***** Ítems proporcionados

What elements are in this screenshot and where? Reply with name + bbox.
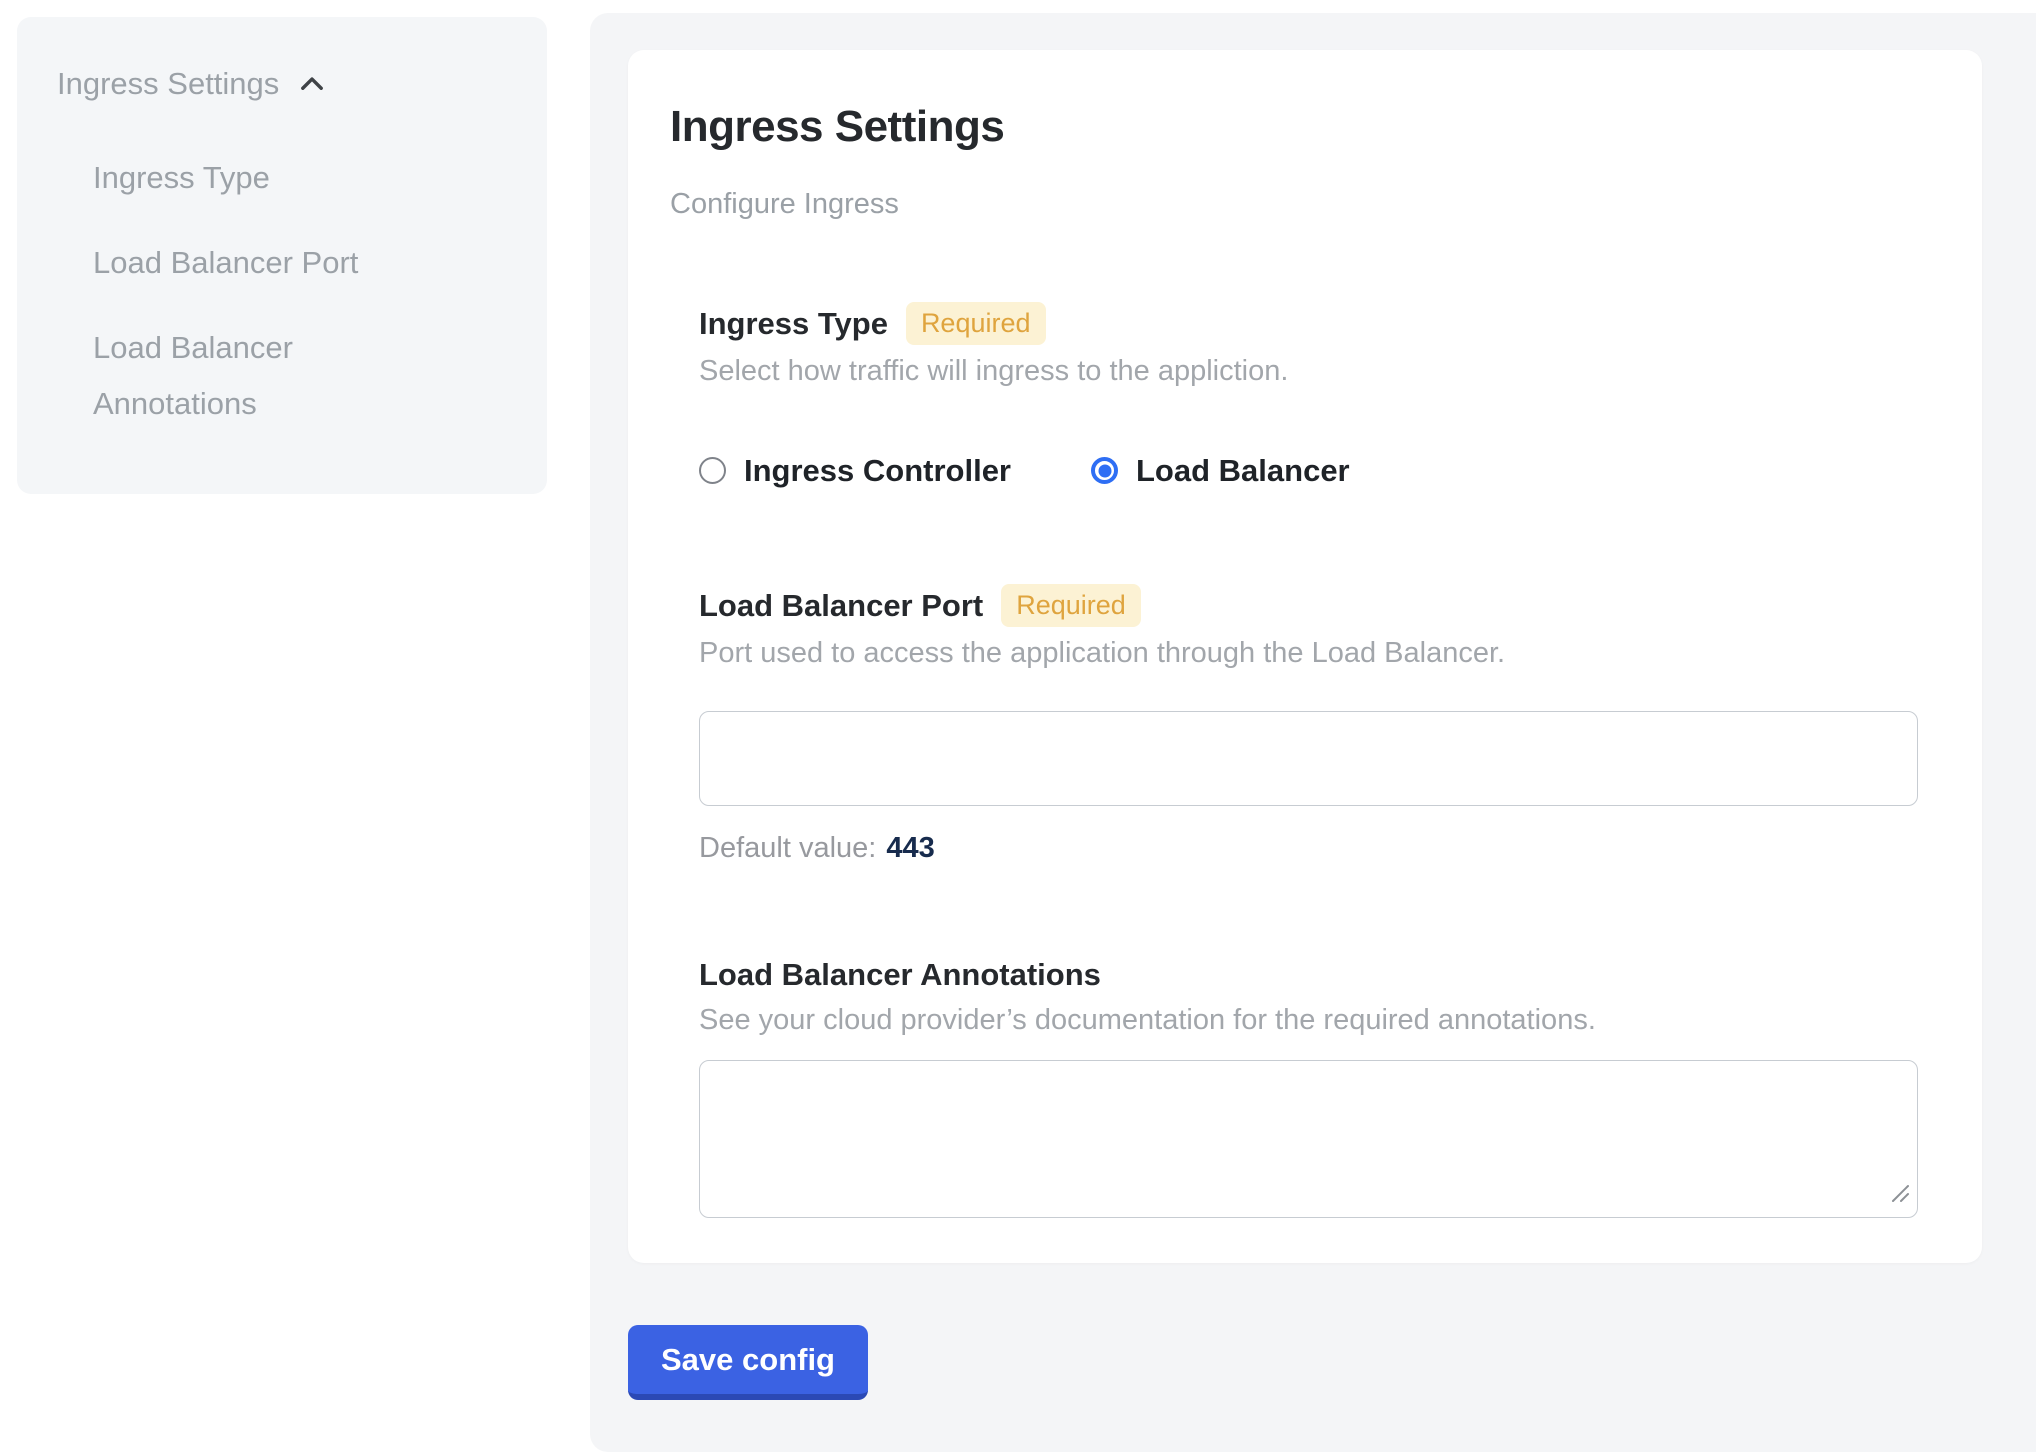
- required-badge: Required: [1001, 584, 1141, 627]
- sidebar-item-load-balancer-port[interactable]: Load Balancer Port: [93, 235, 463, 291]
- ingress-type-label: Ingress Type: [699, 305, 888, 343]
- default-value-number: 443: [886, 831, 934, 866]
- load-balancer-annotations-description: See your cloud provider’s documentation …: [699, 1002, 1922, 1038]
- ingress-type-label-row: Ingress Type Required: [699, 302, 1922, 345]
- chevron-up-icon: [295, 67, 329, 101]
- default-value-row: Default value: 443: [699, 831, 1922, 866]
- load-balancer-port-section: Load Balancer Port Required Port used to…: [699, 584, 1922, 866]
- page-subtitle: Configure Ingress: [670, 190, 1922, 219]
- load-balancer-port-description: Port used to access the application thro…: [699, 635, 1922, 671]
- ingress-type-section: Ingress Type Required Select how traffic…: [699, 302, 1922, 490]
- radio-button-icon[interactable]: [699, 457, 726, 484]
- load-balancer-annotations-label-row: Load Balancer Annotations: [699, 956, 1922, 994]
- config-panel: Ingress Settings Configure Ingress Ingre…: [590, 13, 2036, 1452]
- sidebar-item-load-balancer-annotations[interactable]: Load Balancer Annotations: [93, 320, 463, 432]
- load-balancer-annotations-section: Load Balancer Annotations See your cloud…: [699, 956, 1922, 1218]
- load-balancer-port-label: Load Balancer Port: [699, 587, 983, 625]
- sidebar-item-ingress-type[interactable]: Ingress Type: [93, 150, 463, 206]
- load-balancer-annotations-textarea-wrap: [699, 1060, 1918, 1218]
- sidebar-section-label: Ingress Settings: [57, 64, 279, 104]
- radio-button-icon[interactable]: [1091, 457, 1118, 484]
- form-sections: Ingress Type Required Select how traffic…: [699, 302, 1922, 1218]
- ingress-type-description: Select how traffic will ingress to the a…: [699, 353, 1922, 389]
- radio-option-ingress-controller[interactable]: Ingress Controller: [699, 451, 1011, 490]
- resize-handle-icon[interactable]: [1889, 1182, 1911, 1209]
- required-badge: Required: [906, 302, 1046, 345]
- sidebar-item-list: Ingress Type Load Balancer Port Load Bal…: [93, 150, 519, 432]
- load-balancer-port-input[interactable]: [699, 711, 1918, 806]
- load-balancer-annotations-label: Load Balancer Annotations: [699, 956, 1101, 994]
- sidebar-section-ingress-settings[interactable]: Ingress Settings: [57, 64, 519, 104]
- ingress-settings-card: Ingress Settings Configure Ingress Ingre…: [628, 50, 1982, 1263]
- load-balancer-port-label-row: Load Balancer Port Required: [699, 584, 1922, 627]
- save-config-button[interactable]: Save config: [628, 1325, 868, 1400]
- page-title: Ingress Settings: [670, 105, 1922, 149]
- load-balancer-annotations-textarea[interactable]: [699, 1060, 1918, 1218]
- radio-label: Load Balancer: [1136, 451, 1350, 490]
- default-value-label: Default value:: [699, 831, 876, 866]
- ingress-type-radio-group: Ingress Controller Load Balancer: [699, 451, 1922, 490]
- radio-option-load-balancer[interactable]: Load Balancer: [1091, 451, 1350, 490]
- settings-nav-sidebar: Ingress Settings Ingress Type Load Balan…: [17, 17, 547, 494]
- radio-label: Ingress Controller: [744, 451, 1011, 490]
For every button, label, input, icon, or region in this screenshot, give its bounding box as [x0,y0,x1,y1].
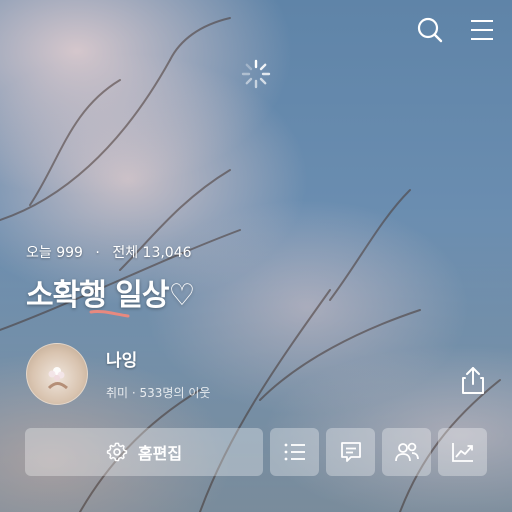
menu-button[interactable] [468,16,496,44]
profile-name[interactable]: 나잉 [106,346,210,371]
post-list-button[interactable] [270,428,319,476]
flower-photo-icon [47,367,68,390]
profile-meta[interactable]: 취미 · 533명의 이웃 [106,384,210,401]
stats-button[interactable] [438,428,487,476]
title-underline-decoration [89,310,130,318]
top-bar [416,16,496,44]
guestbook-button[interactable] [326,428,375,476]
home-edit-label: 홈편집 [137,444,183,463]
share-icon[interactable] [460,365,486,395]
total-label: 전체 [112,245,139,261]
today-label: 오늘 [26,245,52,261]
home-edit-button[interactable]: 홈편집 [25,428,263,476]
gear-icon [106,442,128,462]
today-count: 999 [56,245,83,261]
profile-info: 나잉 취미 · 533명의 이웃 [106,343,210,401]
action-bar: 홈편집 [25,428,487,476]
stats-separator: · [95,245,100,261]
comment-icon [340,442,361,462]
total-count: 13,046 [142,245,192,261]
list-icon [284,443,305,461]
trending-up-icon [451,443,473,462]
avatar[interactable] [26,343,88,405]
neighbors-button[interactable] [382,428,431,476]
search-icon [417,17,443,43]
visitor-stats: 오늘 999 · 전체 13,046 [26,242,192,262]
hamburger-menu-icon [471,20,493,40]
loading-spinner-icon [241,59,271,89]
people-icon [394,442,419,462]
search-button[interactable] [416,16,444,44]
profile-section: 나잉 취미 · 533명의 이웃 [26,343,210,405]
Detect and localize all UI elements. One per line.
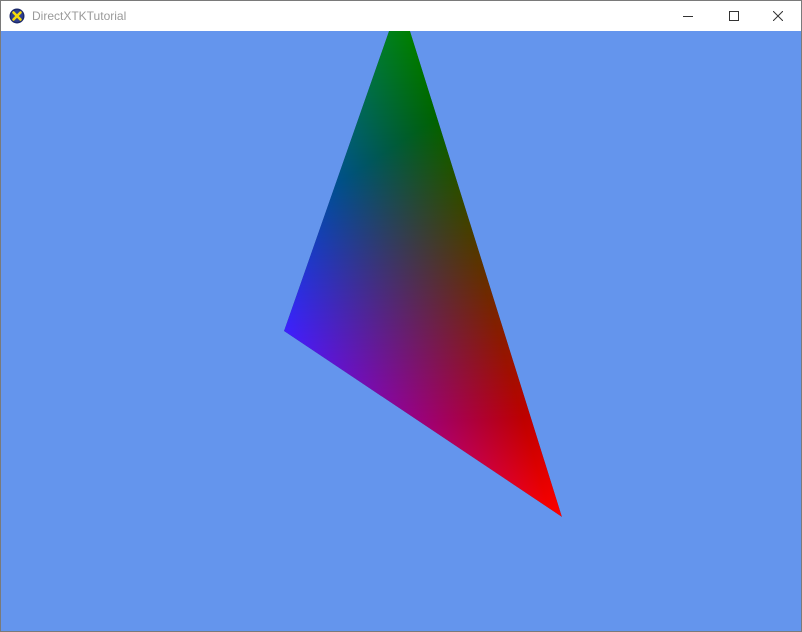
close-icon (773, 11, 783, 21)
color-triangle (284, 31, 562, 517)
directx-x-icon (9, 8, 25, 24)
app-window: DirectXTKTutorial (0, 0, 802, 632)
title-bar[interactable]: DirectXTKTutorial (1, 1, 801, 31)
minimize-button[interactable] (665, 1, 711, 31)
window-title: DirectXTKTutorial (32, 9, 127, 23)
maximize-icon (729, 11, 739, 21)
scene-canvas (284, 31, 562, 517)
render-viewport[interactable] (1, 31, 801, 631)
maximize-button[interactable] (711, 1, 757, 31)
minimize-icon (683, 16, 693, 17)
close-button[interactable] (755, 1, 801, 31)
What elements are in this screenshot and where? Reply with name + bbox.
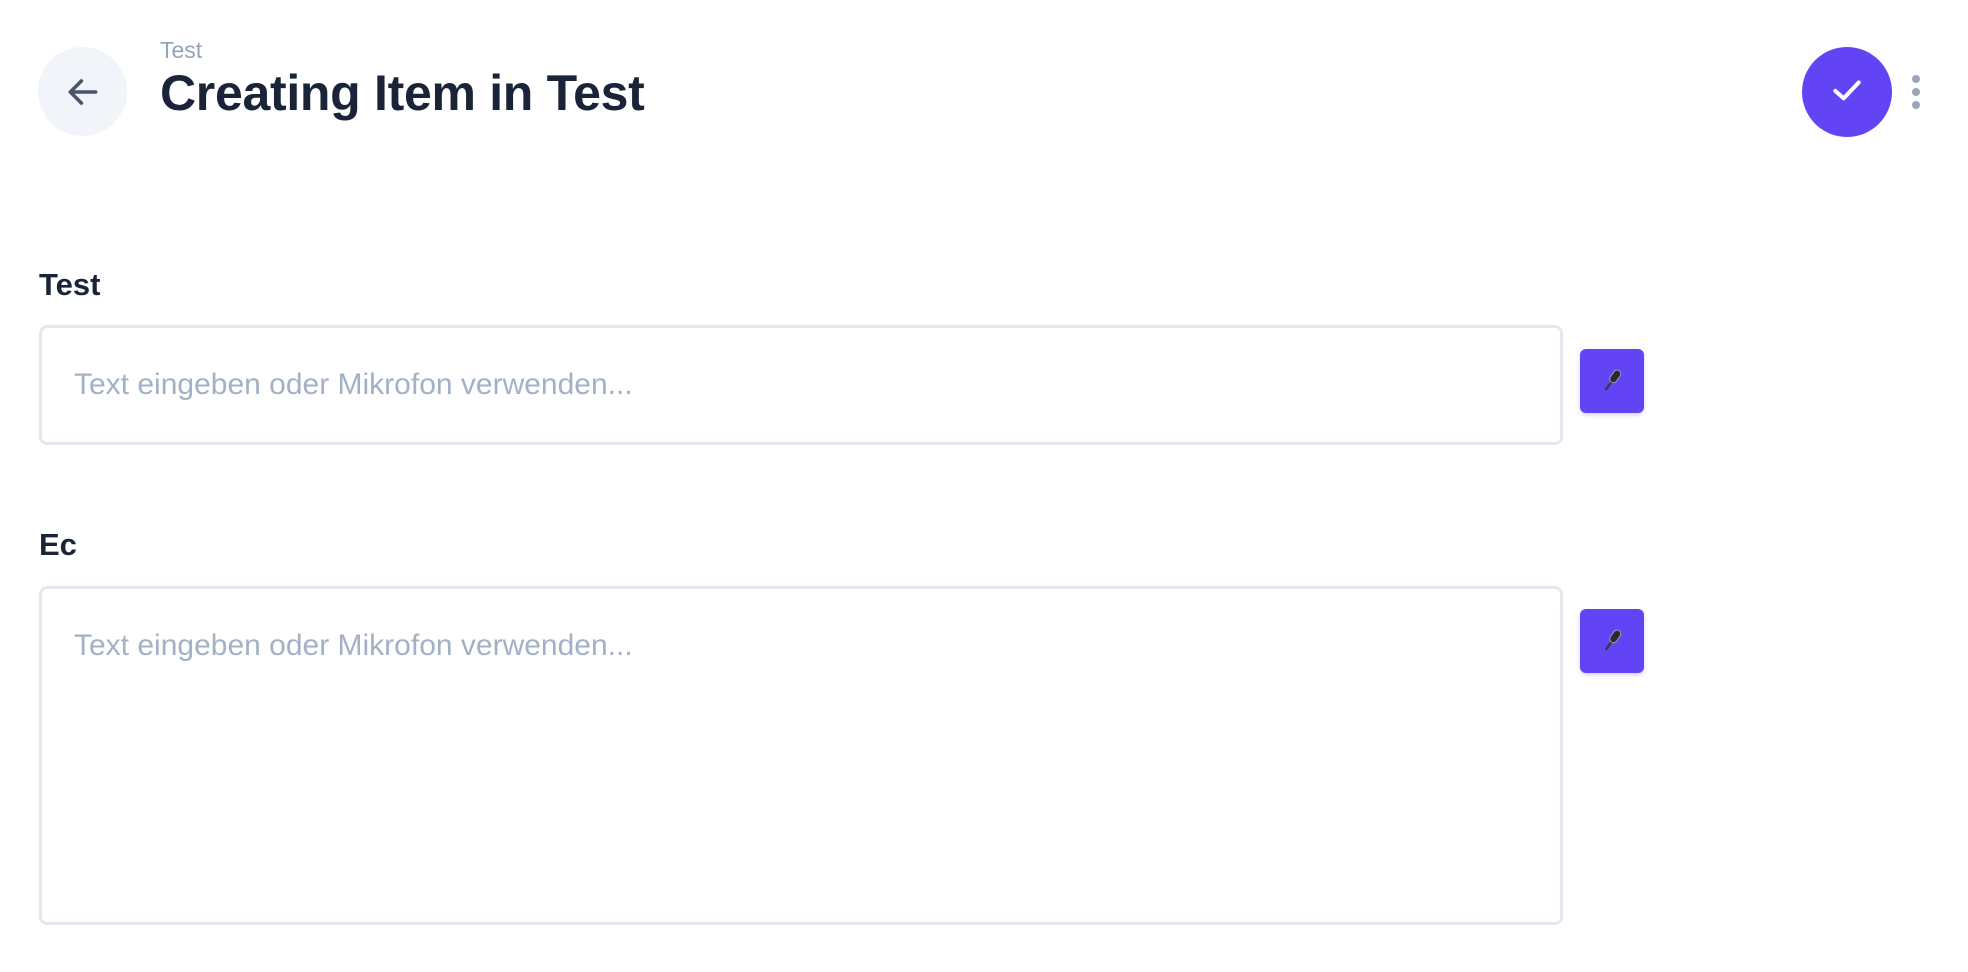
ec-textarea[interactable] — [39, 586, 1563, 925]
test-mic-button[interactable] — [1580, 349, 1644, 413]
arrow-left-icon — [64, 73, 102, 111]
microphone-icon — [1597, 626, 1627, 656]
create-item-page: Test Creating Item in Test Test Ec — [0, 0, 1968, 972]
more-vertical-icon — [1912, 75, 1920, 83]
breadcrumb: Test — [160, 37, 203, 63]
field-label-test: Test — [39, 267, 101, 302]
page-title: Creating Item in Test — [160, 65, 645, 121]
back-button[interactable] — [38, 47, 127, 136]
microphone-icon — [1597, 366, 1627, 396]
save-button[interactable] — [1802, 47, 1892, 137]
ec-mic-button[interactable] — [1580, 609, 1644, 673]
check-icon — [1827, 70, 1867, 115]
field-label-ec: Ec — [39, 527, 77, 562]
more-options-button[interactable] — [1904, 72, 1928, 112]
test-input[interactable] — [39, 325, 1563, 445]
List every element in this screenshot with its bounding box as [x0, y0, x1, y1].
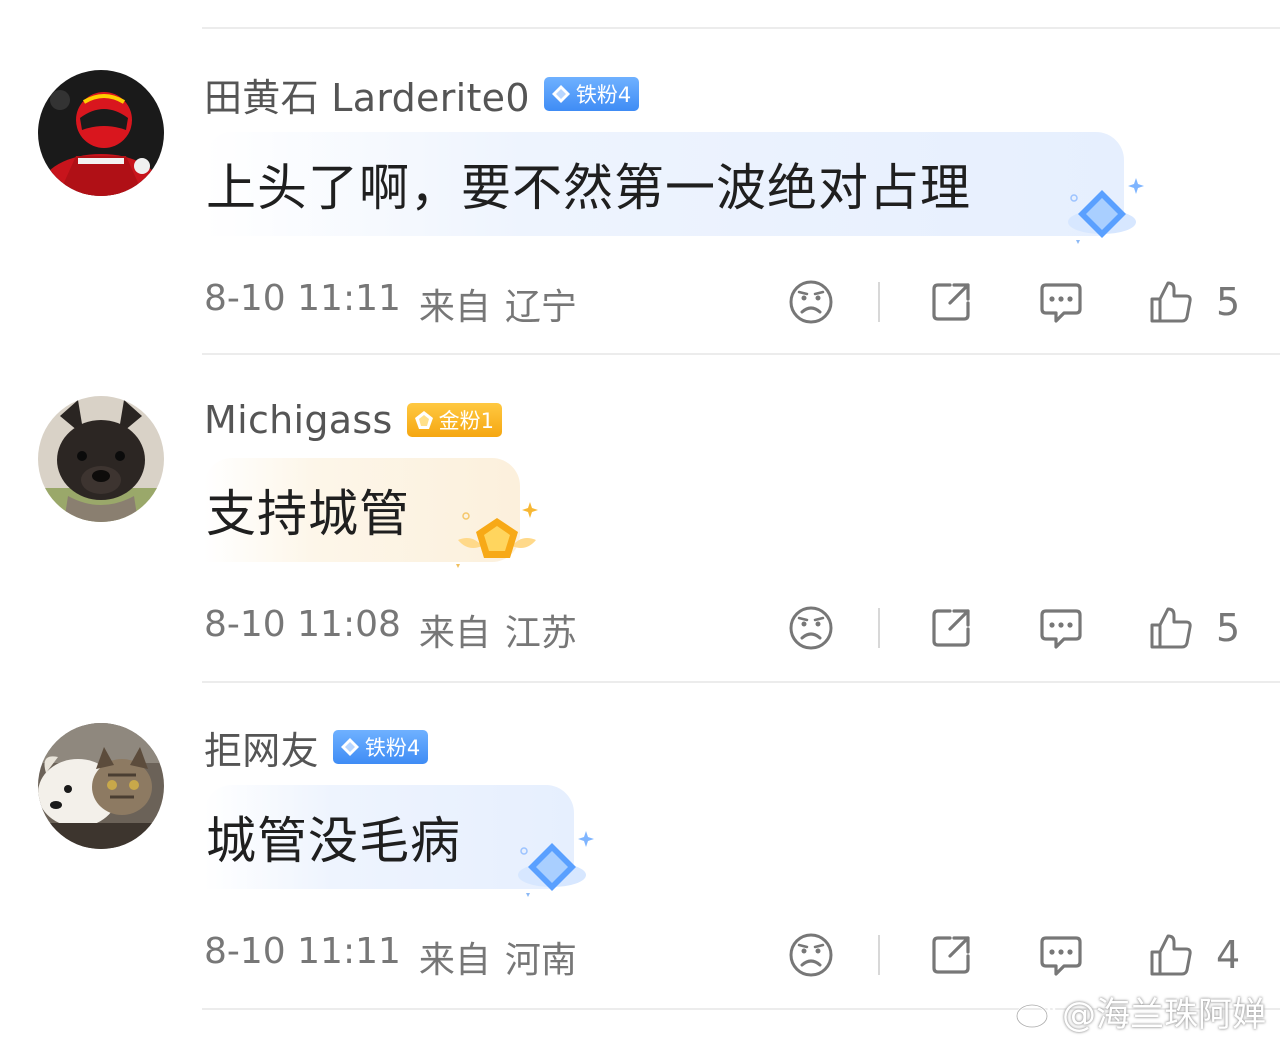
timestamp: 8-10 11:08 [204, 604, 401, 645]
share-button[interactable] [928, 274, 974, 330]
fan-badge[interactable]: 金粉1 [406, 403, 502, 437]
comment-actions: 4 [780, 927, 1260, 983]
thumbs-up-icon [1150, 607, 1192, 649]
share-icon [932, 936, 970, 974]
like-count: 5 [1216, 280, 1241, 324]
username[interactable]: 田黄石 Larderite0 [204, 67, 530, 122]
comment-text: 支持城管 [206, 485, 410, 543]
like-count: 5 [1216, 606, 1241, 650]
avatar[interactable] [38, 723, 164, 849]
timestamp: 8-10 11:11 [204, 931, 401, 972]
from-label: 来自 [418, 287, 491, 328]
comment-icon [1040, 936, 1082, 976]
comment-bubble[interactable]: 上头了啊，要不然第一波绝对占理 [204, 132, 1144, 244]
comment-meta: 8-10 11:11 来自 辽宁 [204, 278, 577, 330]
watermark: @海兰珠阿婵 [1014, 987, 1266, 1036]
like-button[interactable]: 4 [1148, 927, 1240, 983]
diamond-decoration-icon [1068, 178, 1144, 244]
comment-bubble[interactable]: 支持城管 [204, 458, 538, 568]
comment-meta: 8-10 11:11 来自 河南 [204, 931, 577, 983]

**********

Descripción del ejercicio
Devuelve sin ninguna modificación las líneas comprendidas entre la que contiene "close-icon (773, 11, 783, 21)" y la que contiene "window-title: DirectXTKTutorial (32, 9, 127, 23)", ambas incluidas.

Ejercicio resuelto
close-icon (773, 11, 783, 21)
color-triangle (284, 31, 562, 517)
directx-x-icon (9, 8, 25, 24)
app-window: DirectXTKTutorial (0, 0, 802, 632)
title-bar[interactable]: DirectXTKTutorial (1, 1, 801, 31)
minimize-button[interactable] (665, 1, 711, 31)
window-title: DirectXTKTutorial (32, 9, 127, 23)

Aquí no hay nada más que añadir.